--- Begin The data ---
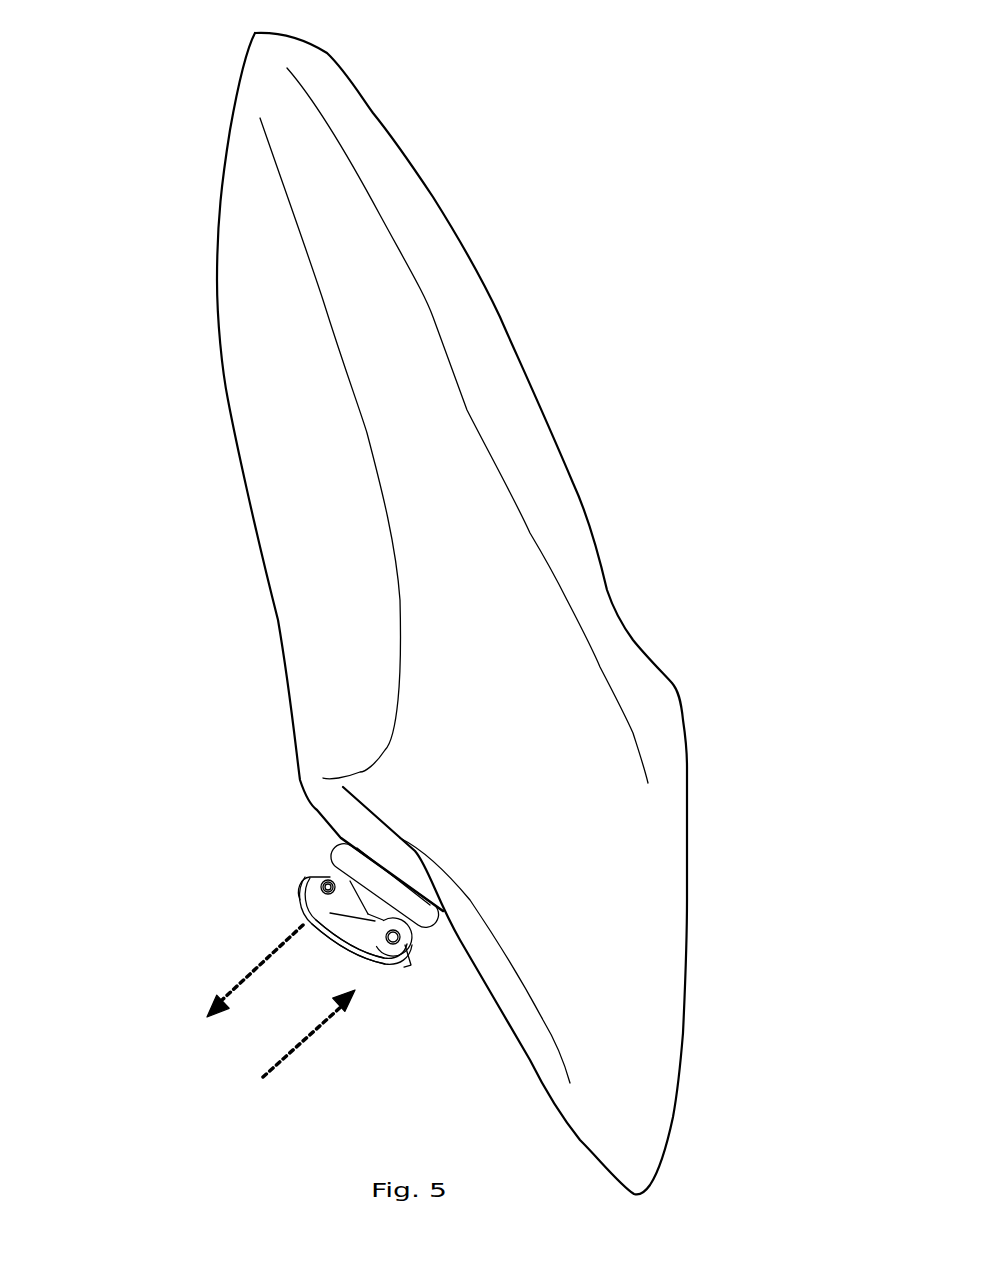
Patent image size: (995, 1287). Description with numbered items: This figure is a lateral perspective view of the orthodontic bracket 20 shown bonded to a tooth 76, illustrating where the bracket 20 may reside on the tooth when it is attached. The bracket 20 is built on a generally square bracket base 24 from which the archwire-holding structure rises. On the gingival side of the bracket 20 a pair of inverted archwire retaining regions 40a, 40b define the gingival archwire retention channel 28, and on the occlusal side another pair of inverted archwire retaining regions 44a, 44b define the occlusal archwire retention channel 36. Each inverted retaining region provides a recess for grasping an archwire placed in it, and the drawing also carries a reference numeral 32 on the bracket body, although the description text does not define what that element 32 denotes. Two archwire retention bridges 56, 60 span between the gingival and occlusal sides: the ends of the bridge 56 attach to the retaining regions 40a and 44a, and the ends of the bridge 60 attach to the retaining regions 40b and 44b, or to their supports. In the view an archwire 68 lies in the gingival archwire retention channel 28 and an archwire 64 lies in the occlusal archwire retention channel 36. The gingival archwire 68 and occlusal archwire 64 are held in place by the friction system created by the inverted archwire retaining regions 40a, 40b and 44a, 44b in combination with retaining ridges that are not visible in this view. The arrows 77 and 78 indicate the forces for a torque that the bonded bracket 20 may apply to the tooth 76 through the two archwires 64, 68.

The bracket 20 is at (443, 938).
The bracket base 24 is at (432, 915).
The gingival archwire retention channel 28 is at (327, 885).
The connecting member 32 is at (367, 913).
The occlusal archwire retention channel 36 is at (392, 952).
The inverted archwire retaining region 40a is at (303, 875).
The inverted archwire retaining region 40b is at (303, 900).
The inverted archwire retaining region 44a is at (357, 963).
The inverted archwire retaining region 44b is at (383, 970).
The archwire retention bridge 56 is at (343, 950).
The archwire retention bridge 60 is at (343, 927).
The archwire 64 is at (396, 940).
The archwire 68 is at (342, 878).
The tooth 76 is at (418, 207).
The arrow 77 is at (204, 1007).
The arrow 78 is at (250, 1078).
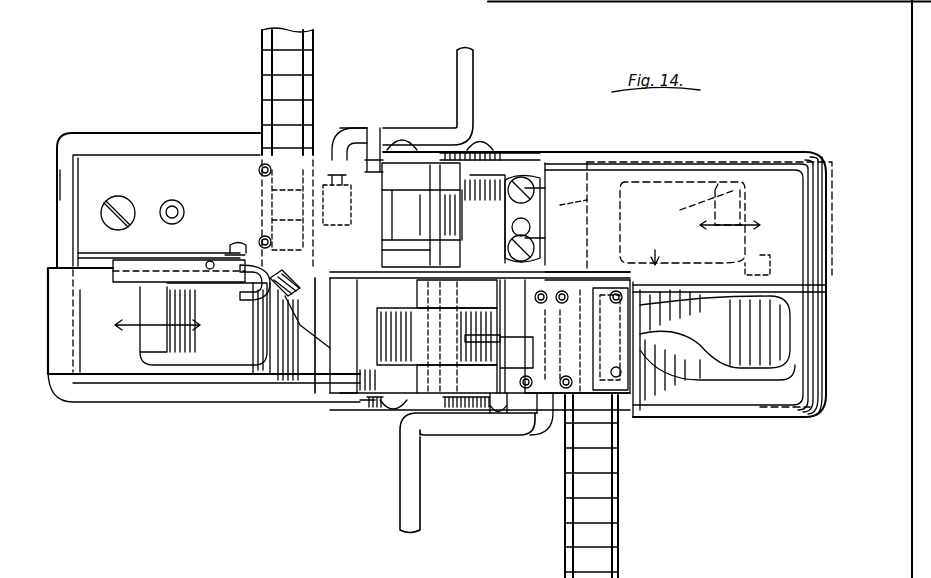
--- End The data ---
▸ Request
Retype every line of all the entries above without any change, and omit the pictures from your answer.

▸ Answer to the problem
Patent image size: (995, 1287). Description with numbered items: This figure is a lateral perspective view of the orthodontic bracket 20 shown bonded to a tooth 76, illustrating where the bracket 20 may reside on the tooth when it is attached. The bracket 20 is built on a generally square bracket base 24 from which the archwire-holding structure rises. On the gingival side of the bracket 20 a pair of inverted archwire retaining regions 40a, 40b define the gingival archwire retention channel 28, and on the occlusal side another pair of inverted archwire retaining regions 44a, 44b define the occlusal archwire retention channel 36. Each inverted retaining region provides a recess for grasping an archwire placed in it, and the drawing also carries a reference numeral 32 on the bracket body, although the description text does not define what that element 32 denotes. Two archwire retention bridges 56, 60 span between the gingival and occlusal sides: the ends of the bridge 56 attach to the retaining regions 40a and 44a, and the ends of the bridge 60 attach to the retaining regions 40b and 44b, or to their supports. In the view an archwire 68 lies in the gingival archwire retention channel 28 and an archwire 64 lies in the occlusal archwire retention channel 36. The gingival archwire 68 and occlusal archwire 64 are held in place by the friction system created by the inverted archwire retaining regions 40a, 40b and 44a, 44b in combination with retaining ridges that are not visible in this view. The arrows 77 and 78 indicate the forces for a torque that the bonded bracket 20 may apply to the tooth 76 through the two archwires 64, 68.

The bracket 20 is at (443, 938).
The bracket base 24 is at (432, 915).
The gingival archwire retention channel 28 is at (327, 885).
The connecting member 32 is at (367, 913).
The occlusal archwire retention channel 36 is at (392, 952).
The inverted archwire retaining region 40a is at (303, 875).
The inverted archwire retaining region 40b is at (303, 900).
The inverted archwire retaining region 44a is at (357, 963).
The inverted archwire retaining region 44b is at (383, 970).
The archwire retention bridge 56 is at (343, 950).
The archwire retention bridge 60 is at (343, 927).
The archwire 64 is at (396, 940).
The archwire 68 is at (342, 878).
The tooth 76 is at (418, 207).
The arrow 77 is at (204, 1007).
The arrow 78 is at (250, 1078).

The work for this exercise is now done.